Determine how many lines include the word "grazing", then give that number and nothing more.
________
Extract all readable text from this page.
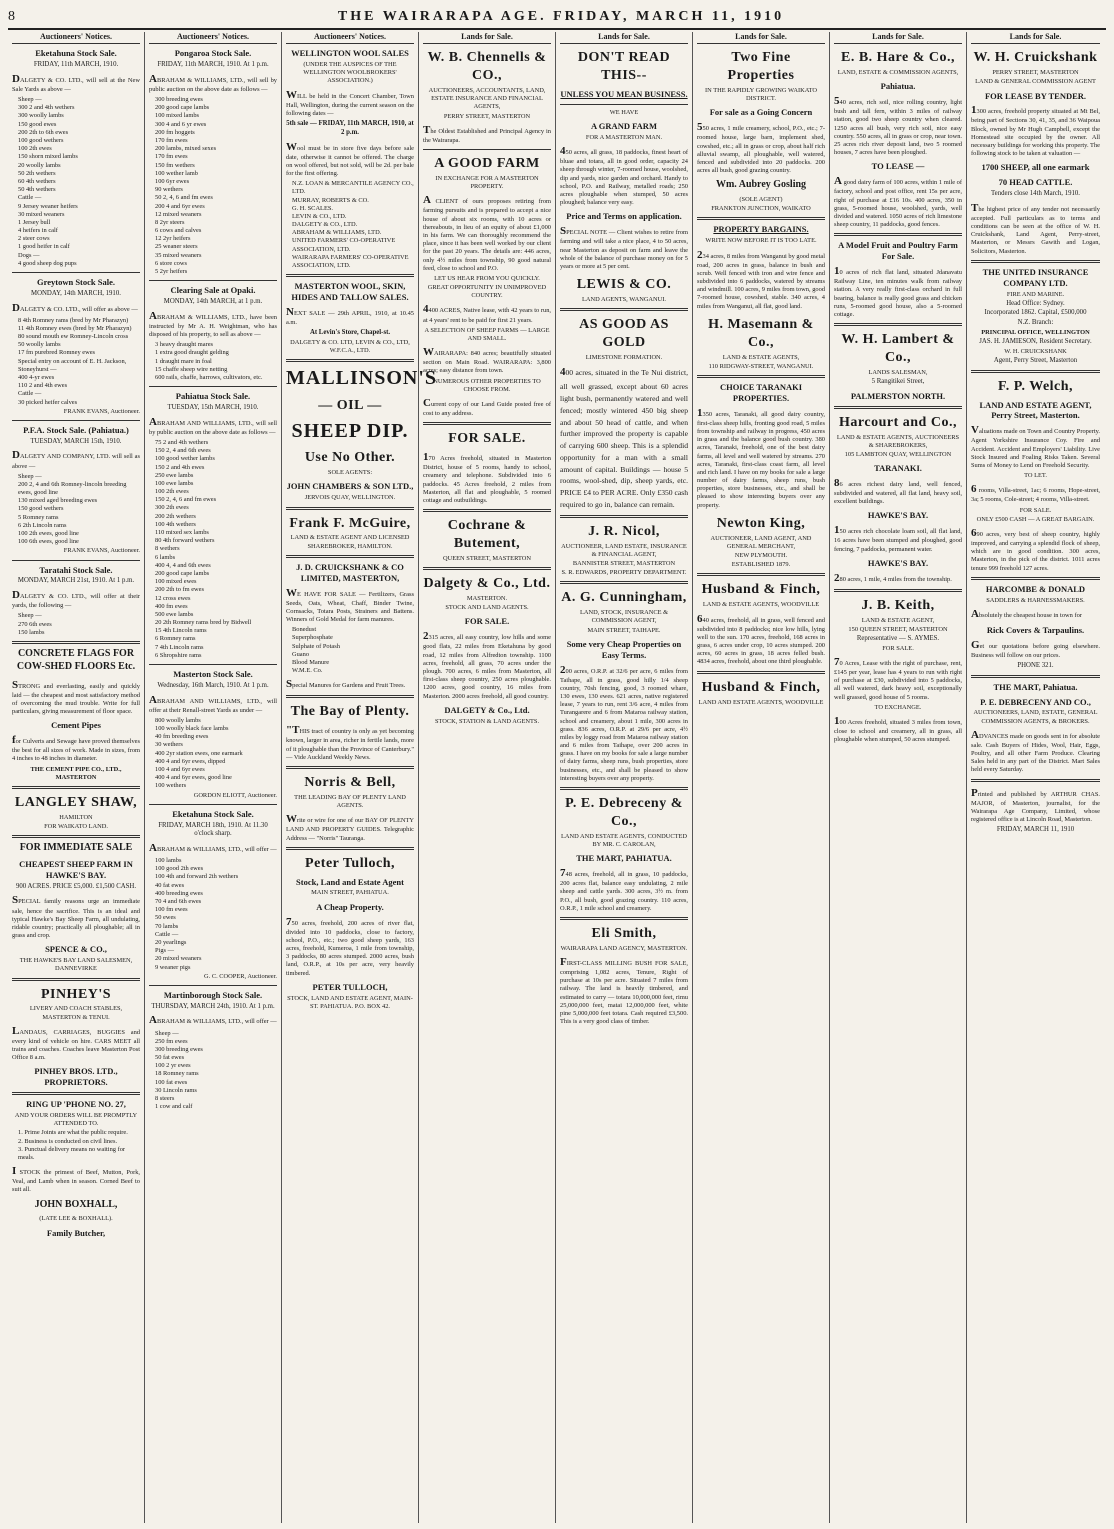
8	THE WAIRARAPA AGE. FRIDAY, MARCH 11, 1910
Auctioneers' Notices.
Eketahuna Stock Sale.
FRIDAY, 11th MARCH, 1910.
DALGETY & CO. LTD., will sell at the New Sale Yards as above —
Sheep —
300 2 and 4th wethers
300 woolly lambs
150 good ewes
200 2th to 6th ewes
100 good wethers
100 2th ewes
150 shorn mixed lambs
20 woolly lambs
50 2th wethers
60 4th wethers
50 4th wethers
Cattle —
9 Jersey weaner heifers
30 mixed weaners
1 Jersey bull
4 heifers in calf
2 steer cows
1 good heifer in calf
Dogs —
4 good sheep dog pups
Greytown Stock Sale.
MONDAY, 14th MARCH, 1910.
DALGETY & CO. LTD., will offer as above —
8 4th Romney rams (bred by Mr Pharazyn)
11 4th Romney ewes (bred by Mr Pharazyn)
80 sound mouth ew Romney-Lincoln cross
50 woolly lambs
17 fm purebred Romney ewes
Special entry on account of E. H. Jackson, Stoneyhurst —
400 4-yr ewes
110 2 and 4th ewes
Cattle —
30 picked heifer calves
FRANK EVANS, Auctioneer.
P.F.A. Stock Sale. (Pahiatua.)
TUESDAY, MARCH 15th, 1910.
DALGETY AND COMPANY, LTD. will sell as above —
Sheep —
200 2, 4 and 6th Romney-lincoln breeding ewes, good line
130 mixed aged breeding ewes
150 good wethers
5 Romney rams
6 2th Lincoln rams
100 2th ewes, good line
100 6th ewes, good line
FRANK EVANS, Auctioneer.
Taratahi Stock Sale.
MONDAY, MARCH 21st, 1910. At 1 p.m.
DALGETY & CO. LTD., will offer at their yards, the following —
Sheep —
270 6th ewes
150 lambs
CONCRETE FLAGS FOR COW-SHED FLOORS Etc.
STRONG and everlasting, easily and quickly laid — the cheapest and most satisfactory method of overcoming the mud trouble. Write for full particulars, giving measurement of floor space.
Cement Pipes
for Culverts and Sewage have proved themselves the best for all sizes of work. Made in sizes, from 4 inches to 48 inches in diameter.
THE CEMENT PIPE CO., LTD., MASTERTON
LANGLEY SHAW,
HAMILTON
FOR WAIKATO LAND.
FOR IMMEDIATE SALE
CHEAPEST SHEEP FARM IN HAWKE'S BAY.
900 ACRES. PRICE £5,000. £1,500 CASH.
SPECIAL family reasons urge an immediate sale, hence the sacrifice. This is an ideal and typical Hawke's Bay Sheep Farm, all undulating, ridable country; practically all ploughable; all in grass and crop.
SPENCE & CO.,
THE HAWKE'S BAY LAND SALESMEN, DANNEVIRKE
PINHEY'S
LIVERY AND COACH STABLES, MASTERTON & TENUI.
LANDAUS, CARRIAGES, BUGGIES and every kind of vehicle on hire. CARS MEET all trains and coaches. Coaches leave Masterton Post Office 8 a.m.
PINHEY BROS. LTD., PROPRIETORS.
RING UP 'PHONE NO. 27,
AND YOUR ORDERS WILL BE PROMPTLY ATTENDED TO.
1. Prime Joints are what the public require.
2. Business is conducted on civil lines.
3. Punctual delivery means no waiting for meals.
I STOCK the primest of Beef, Mutton, Pork, Veal, and Lamb when in season. Corned Beef to suit all.
JOHN BOXHALL,
(LATE LEE & BOXHALL).
Family Butcher,
Auctioneers' Notices.
Pongaroa Stock Sale.
FRIDAY, 11th MARCH, 1910. At 1 p.m.
ABRAHAM & WILLIAMS, LTD., will sell by public auction on the above date as follows —
300 breeding ewes
200 good cape lambs
100 mixed lambs
300 4 and 6 yr ewes
200 fm hoggets
170 fm ewes
200 lambs, mixed sexes
170 fm ewes
150 fm wethers
100 wether lamb
100 6yr ewes
90 wethers
50 2, 4, 6 and fm ewes
200 4 and 6yr ewes
12 mixed weaners
8 2yr steers
6 cows and calves
12 2yr heifers
25 weaner steers
35 mixed weaners
6 store cows
5 2yr heifers
Clearing Sale at Opaki.
MONDAY, 14th MARCH, at 1 p.m.
ABRAHAM & WILLIAMS, LTD., have been instructed by Mr A. H. Weightman, who has disposed of his property, to sell as above —
3 heavy draught mares
1 extra good draught gelding
1 draught mare in foal
15 chaffe sheep wire netting
600 rails, chaffe, harrows, cultivators, etc.
Pahiatua Stock Sale.
TUESDAY, 15th MARCH, 1910.
ABRAHAM AND WILLIAMS, LTD., will sell by public auction on the above date as follows —
75 2 and 4th wethers
150 2, 4 and 6th ewes
100 good wether lambs
150 2 and 4th ewes
250 ewe lambs
100 ewe lambs
100 2th ewes
150 2, 4, 6 and fm ewes
300 2th ewes
200 2th wethers
100 4th wethers
110 mixed sex lambs
80 4th forward wethers
8 wethers
6 lambs
400 4, 4 and 6th ewes
200 good cape lambs
100 mixed ewes
200 2th to fm ewes
12 cross ewes
400 fm ewes
500 ewe lambs
20 2th Romney rams bred by Bidwell
15 4th Lincoln rams
6 Romney rams
7 4th Lincoln rams
6 Shropshire rams
Masterton Stock Sale.
Wednesday, 16th March, 1910. At 1 p.m.
ABRAHAM AND WILLIAMS, LTD., will offer at their Renall-street Yards as under —
800 woolly lambs
100 woolly black face lambs
40 fm breeding ewes
30 wethers
400 2yr station ewes, one earmark
400 4 and 6yr ewes, dipped
100 4 and 6yr ewes
400 4 and 6yr ewes, good line
100 wethers
GORDON ELIOTT, Auctioneer.
Eketahuna Stock Sale.
FRIDAY, MARCH 18th, 1910. At 11.30 o'clock sharp.
ABRAHAM & WILLIAMS, LTD., will offer —
100 lambs
100 good 2th ewes
100 4th and forward 2th wethers
40 fat ewes
400 breeding ewes
70 4 and 6th ewes
100 fm ewes
50 ewes
70 lambs
Cattle —
20 yearlings
Pigs —
20 mixed weaners
9 weaner pigs
G. C. COOPER, Auctioneer.
Martinborough Stock Sale.
THURSDAY, MARCH 24th, 1910. At 1 p.m.
ABRAHAM & WILLIAMS, LTD., will offer —
Sheep —
250 fm ewes
300 breeding ewes
50 fat ewes
100 2 yr ewes
18 Romney rams
100 fat ewes
30 Lincoln rams
8 steers
1 cow and calf
Auctioneers' Notices.
WELLINGTON WOOL SALES
(UNDER THE AUSPICES OF THE WELLINGTON WOOLBROKERS' ASSOCIATION.)
WILL be held in the Concert Chamber, Town Hall, Wellington, during the current season on the following dates —
5th sale — FRIDAY, 11th MARCH, 1910, at 2 p.m.
Wool must be in store five days before sale date, otherwise it cannot be offered. The charge on wool offered, but not sold, will be 2d. per bale for the first offering.
N.Z. LOAN & MERCANTILE AGENCY CO., LTD.
MURRAY, ROBERTS & CO.
G. H. SCALES.
LEVIN & CO., LTD.
DALGETY & CO., LTD.
ABRAHAM & WILLIAMS, LTD.
UNITED FARMERS' CO-OPERATIVE ASSOCIATION, LTD.
WAIRARAPA FARMERS' CO-OPERATIVE ASSOCIATION, LTD.
MASTERTON WOOL, SKIN, HIDES AND TALLOW SALES.
NEXT SALE — 29th APRIL, 1910, at 10.45 a.m.
At Levin's Store, Chapel-st.
DALGETY & CO. LTD, LEVIN & CO., LTD, W.F.C.A., LTD.
MALLINSON'S
— OIL —
SHEEP DIP.
Use No Other.
SOLE AGENTS:
JOHN CHAMBERS & SON LTD.,
JERVOIS QUAY, WELLINGTON.
Frank F. McGuire,
LAND & ESTATE AGENT AND LICENSED SHAREBROKER, HAMILTON.
J. D. CRUICKSHANK & CO LIMITED, MASTERTON,
WE HAVE FOR SALE — Fertilizers, Grass Seeds, Oats, Wheat, Chaff, Binder Twine, Cornsacks, Totara Posts, Strainers and Battens. Winners of Gold Medal for farm manures.
Bonedust
Superphosphate
Sulphate of Potash
Guano
Blood Manure
W.M.E. Co.
Special Manures for Gardens and Fruit Trees.
The Bay of Plenty.
"THIS tract of country is only as yet becoming known, larger in area, richer in fertile lands, more of it ploughable than the Province of Canterbury." — Vide Auckland Weekly News.
Norris & Bell,
THE LEADING BAY OF PLENTY LAND AGENTS.
Write or wire for one of our BAY OF PLENTY LAND AND PROPERTY GUIDES. Telegraphic Address — "Norris" Tauranga.
Peter Tulloch,
Stock, Land and Estate Agent
MAIN STREET, PAHIATUA.
A Cheap Property.
750 acres, freehold, 200 acres of river flat, divided into 10 paddocks, close to factory, school, P.O., etc.; two good sheep yards, 163 acres, freehold, Kumeroa, 1 mile from township, 3 paddocks, 80 acres stumped. 2000 acres, bush land, O.R.P., at 10s per acre, very heavily timbered.
PETER TULLOCH,
STOCK, LAND AND ESTATE AGENT, MAIN-ST. PAHIATUA. P.O. BOX 42.
Lands for Sale.
W. B. Chennells & CO.,
AUCTIONEERS, ACCOUNTANTS, LAND, ESTATE INSURANCE AND FINANCIAL AGENTS,
PERRY STREET, MASTERTON
The Oldest Established and Principal Agency in the Wairarapa.
A GOOD FARM
IN EXCHANGE FOR A MASTERTON PROPERTY.
A CLIENT of ours proposes retiring from farming pursuits and is prepared to accept a nice house of about six rooms, with 10 acres or thereabouts, in lieu of an equity of about £1,000 in his farm. We can thoroughly recommend the place, since it has been well worked by our client for the past 20 years. The details are: 446 acres, only 4½ miles from township, 90 good natural feed, close to school and P.O.
LET US HEAR FROM YOU QUICKLY.
GREAT OPPORTUNITY IN UNIMPROVED COUNTRY.
4400 ACRES, Native lease, with 42 years to run, at 4 years' rent to be paid for first 21 years.
A SELECTION OF SHEEP FARMS — LARGE AND SMALL.
WAIRARAPA: 840 acres; beautifully situated section on Main Road. WAIRARAPA: 3,800 acres; easy distance from town.
NUMEROUS OTHER PROPERTIES TO CHOOSE FROM.
Current copy of our Land Guide posted free of cost to any address.
FOR SALE.
170 Acres freehold, situated in Masterton District, house of 5 rooms, handy to school, creamery and telephone. Subdivided into 6 paddocks. 45 Acres freehold, 2 miles from Masterton, all flat and ploughable, 5 roomed cottage and outbuildings.
Cochrane & Butement,
QUEEN STREET, MASTERTON
Dalgety & Co., Ltd.
MASTERTON.
STOCK AND LAND AGENTS.
FOR SALE.
2315 acres, all easy country, low hills and some good flats, 22 miles from Eketahuna by good road, 12 miles from Alfredton township. 1100 acres, freehold, all grass, 70 acres under the plough. 700 acres, 6 miles from Masterton, all first-class sheep country, 250 acres ploughable. 1200 acres, good country, 16 miles from Masterton. 2000 acres freehold, all good country.
DALGETY & Co., Ltd.
STOCK, STATION & LAND AGENTS.
Lands for Sale.
DON'T READ THIS--
UNLESS YOU MEAN BUSINESS.
WE HAVE
A GRAND FARM
FOR A MASTERTON MAN.
450 acres, all grass, 18 paddocks, finest heart of bluae and totara, all in good order, capacity 24 sheep through winter, 7-roomed house, woolshed, dip and yards, nice garden and orchard. Handy to school, P.O. and Railway, metalled roads; 250 acres ploughable when stumped, 50 acres ploughed; balance very easy.
Price and Terms on application.
SPECIAL NOTE — Client wishes to retire from farming and will take a nice place, 4 to 50 acres, near Masterton as deposit on farm and leave the whole of the balance of purchase money on for 5 years or more at 5 per cent.
LEWIS & CO.
LAND AGENTS, WANGANUI.
AS GOOD AS GOLD
LIMESTONE FORMATION.
400 acres, situated in the Te Nui district, all well grassed, except about 60 acres light bush, permanently watered and well fenced; mostly wintered 450 big sheep and about 50 head of cattle, and when further improved the property is capable of carrying 600 sheep. This is a splendid opportunity for a man with a small amount of capital. Buildings — house 5 rooms, wool-shed, dip, sheep yards, etc. PRICE £4 to PER ACRE. Only £350 cash required to go in, balance can remain.
J. R. Nicol,
AUCTIONEER, LAND ESTATE, INSURANCE & FINANCIAL AGENT,
BANNISTER STREET, MASTERTON
S. R. EDWARDS, PROPERTY DEPARTMENT.
A. G. Cunningham,
LAND, STOCK, INSURANCE & COMMISSION AGENT,
MAIN STREET, TAIHAPE.
Some very Cheap Properties on Easy Terms.
200 acres, O.R.P. at 32/6 per acre, 6 miles from Taihape, all in grass, good hilly 1/4 sheep country, 70sh fencing, good, 3 roomed whare, 130 ewes, 130 ewes. 621 acres, native registered lease, 7 years to run, rent 3/6 acre, 4 miles from Turangarere and 6 from Mataroa railway station, school and creamery, about 1 mile, 300 acres in grass. 836 acres, O.R.P. at 29/6 per acre, 4½ miles by loggy road from Mataroa railway station and 6 miles from Taihape, over 200 acres in grass. I have on my books for sale a large number of dairy farms, sheep runs, bush properties, store businesses, etc., and shall be pleased to show interesting buyers over any property.
P. E. Debreceny & Co.,
LAND AND ESTATE AGENTS, CONDUCTED BY MR. C. CAROLAN,
THE MART, PAHIATUA.
748 acres, freehold, all in grass, 10 paddocks, 200 acres flat, balance easy undulating, 2 mile sheep and cattle yards. 300 acres, 3½ m. from P.O., all bush, good grazing country. 110 acres, O.R.P., 1 mile school and creamery.
Eli Smith,
WAIRARAPA LAND AGENCY, MASTERTON.
FIRST-CLASS MILLING BUSH FOR SALE, comprising 1,082 acres, Tenure, Right of purchase at 10s per acre. Situated 7 miles from railway. The land is heavily timbered, and estimated to carry — totara 10,000,000 feet, rimu 25,000,000 feet, matai 12,000,000 feet, white pine 5,000,000 feet totara. Cash required £3,500. This is a very good class of timber.
Lands for Sale.
Two Fine Properties
IN THE RAPIDLY GROWING WAIKATO DISTRICT.
For sale as a Going Concern
550 acres, 1 mile creamery, school, P.O., etc.; 7-roomed house, large barn, implement shed, cowshed, etc.; all in grass or crop, about half rich alluvial swamp, all ploughable, well watered, fenced and subdivided into 20 paddocks. 200 acres all bush, good grazing country.
Wm. Aubrey Gosling
(SOLE AGENT)
FRANKTON JUNCTION, WAIKATO
PROPERTY BARGAINS.
WRITE NOW BEFORE IT IS TOO LATE.
234 acres, 8 miles from Wanganui by good metal road, 200 acres in grass, balance in bush and scrub. Well fenced with iron and wire fence and subdivided into 6 paddocks, watered by streams and windmill. 100 acres, 9 miles from town, good 7-roomed house, cowshed, stable. 340 acres, 4 miles from Wanganui, all flat, good land.
H. Masemann & Co.,
LAND & ESTATE AGENTS,
110 RIDGWAY-STREET, WANGANUI.
CHOICE TARANAKI PROPERTIES.
1350 acres, Taranaki, all good dairy country, first-class sheep hills, fronting good road, 5 miles from township and railway in progress, 450 acres in grass and the balance good bush country. 380 acres, Taranaki, freehold, one of the best dairy farms, all level and well watered by streams. 270 acres, Taranaki, first-class coast farm, all level and rich land. I have on my books for sale a large number of dairy farms, sheep runs, bush properties, store businesses, etc., and shall be pleased to show interesting buyers over any property.
Newton King,
AUCTIONEER, LAND AGENT, AND GENERAL MERCHANT,
NEW PLYMOUTH.
ESTABLISHED 1879.
Husband & Finch,
LAND & ESTATE AGENTS, WOODVILLE
640 acres, freehold, all in grass, well fenced and subdivided into 8 paddocks; nice low hills, lying well to the sun. 170 acres, freehold, 168 acres in grass, 6 acres under crop, 10 acres stumped. 200 acres, 60 acres in grass, 18 acres felled bush. 4834 acres, freehold, about one third ploughable.
Husband & Finch,
LAND AND ESTATE AGENTS, WOODVILLE
Lands for Sale.
E. B. Hare & Co.,
LAND, ESTATE & COMMISSION AGENTS,
Pahiatua.
540 acres, rich soil, nice rolling country, light bush and tall fern, within 3 miles of railway station, good two sheep country when cleared. 1250 acres all bush, very rich soil, nice easy country. 550 acres, all in grass or crop, near town. 25 acres rich river deposit land, two 5 roomed houses, 7 acres have been ploughed.
TO LEASE —
A good dairy farm of 100 acres, within 1 mile of factory, school and post office, rent 15s per acre, right of purchase at £16 10s. 400 acres, 350 in grass, 5-roomed house, woolshed, yards, well divided and watered. 1050 acres of rich limestone sheep country, 11 paddocks, good fences.
A Model Fruit and Poultry Farm For Sale.
10 acres of rich flat land, situated Jdanavatu Railway Line, ten minutes walk from railway station. A very really first-class orchard in full bearing, balance is really good grass and chicken runs, 5-roomed good house, also a 5-roomed cottage.
W. H. Lambert & Co.,
LANDS SALESMAN,
5 Rangitikei Street,
PALMERSTON NORTH.
Harcourt and Co.,
LAND & ESTATE AGENTS, AUCTIONEERS & SHAREBROKERS,
105 LAMBTON QUAY, WELLINGTON
TARANAKI.
86 acres richest dairy land, well fenced, subdivided and watered, all flat land, heavy soil, excellent buildings.
HAWKE'S BAY.
150 acres rich chocolate loam soil, all flat land, 16 acres have been stumped and ploughed, good fencing, 7 paddocks, permanent water.
HAWKE'S BAY.
280 acres, 1 mile, 4 miles from the township.
J. B. Keith,
LAND & ESTATE AGENT,
150 QUEEN STREET, MASTERTON
Representative — S. AYMES.
FOR SALE.
70 Acres, Lease with the right of purchase, rent, £145 per year, lease has 4 years to run with right of purchase at £30, subdivided into 5 paddocks, all well watered, dark heavy soil, exceptionally well grassed, good house of 5 rooms.
TO EXCHANGE.
100 Acres freehold, situated 3 miles from town, close to school and creamery, all in grass, all ploughable when stumped, 50 acres stumped.
Lands for Sale.
W. H. Cruickshank
PERRY STREET, MASTERTON
LAND & GENERAL COMMISSION AGENT
FOR LEASE BY TENDER.
1300 acres, freehold property situated at Mt Bel, being part of Sections 30, 41, 35, and 36 Waipoua Block, owned by Mr Hugh Campbell, except the Homestead site occupied by the owner. All necessary buildings for working this property. The following stock to be taken at valuation —
1700 SHEEP, all one earmark
70 HEAD CATTLE.
Tenders close 14th March, 1910.
The highest price of any tender not necessarily accepted. Full particulars as to terms and conditions can be seen at the office of W. H. Cruickshank, Land Agent, Perry-street, Masterton, or Messrs Gawith and Logan, Solicitors, Masterton.
THE UNITED INSURANCE COMPANY LTD.
FIRE AND MARINE.
Head Office: Sydney.
Incorporated 1862. Capital, £500,000
N.Z. Branch:
PRINCIPAL OFFICE, WELLINGTON
JAS. H. JAMIESON, Resident Secretary.
W. H. CRUICKSHANK
Agent, Perry Street, Masterton
F. P. Welch,
LAND AND ESTATE AGENT, Perry Street, Masterton.
Valuations made on Town and Country Property. Agent Yorkshire Insurance Coy. Fire and Accident. Accident and Employers' Liability. Live Stock Insured and Foaling Risks Taken. Several Sums of Money to Lend on Freehold Security.
TO LET.
6 rooms, Villa-street, 1ac; 6 rooms, Hope-street, 3a; 5 rooms, Cole-street; 4 rooms, Villa-street.
FOR SALE.
ONLY £500 CASH — A GREAT BARGAIN.
690 acres, very best of sheep country, highly improved, and carrying a splendid flock of sheep, which are in good condition. 300 acres, Masterton, in the pick of the district. 1011 acres tenure 999 freehold 127 acres.
HARCOMBE & DONALD
SADDLERS & HARNESSMAKERS.
Absolutely the cheapest house in town for
Rick Covers & Tarpaulins.
Get our quotations before going elsewhere. Business will follow on our prices.
PHONE 321.
THE MART, Pahiatua.
P. E. DEBRECENY AND CO.,
AUCTIONEERS, LAND, ESTATE, GENERAL COMMISSION AGENTS, & BROKERS.
ADVANCES made on goods sent in for absolute sale. Cash Buyers of Hides, Wool, Hair, Eggs, Poultry, and all other Farm Produce. Clearing Sales held in any part of the District. Mart Sales held every Saturday.
Printed and published by ARTHUR CHAS. MAJOR, of Masterton, journalist, for the Wairarapa Age Company, Limited, whose registered office is at Lincoln Road, Masterton.
FRIDAY, MARCH 11, 1910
________
▸ **OUTPUT FOR THIS EXERCISE**
2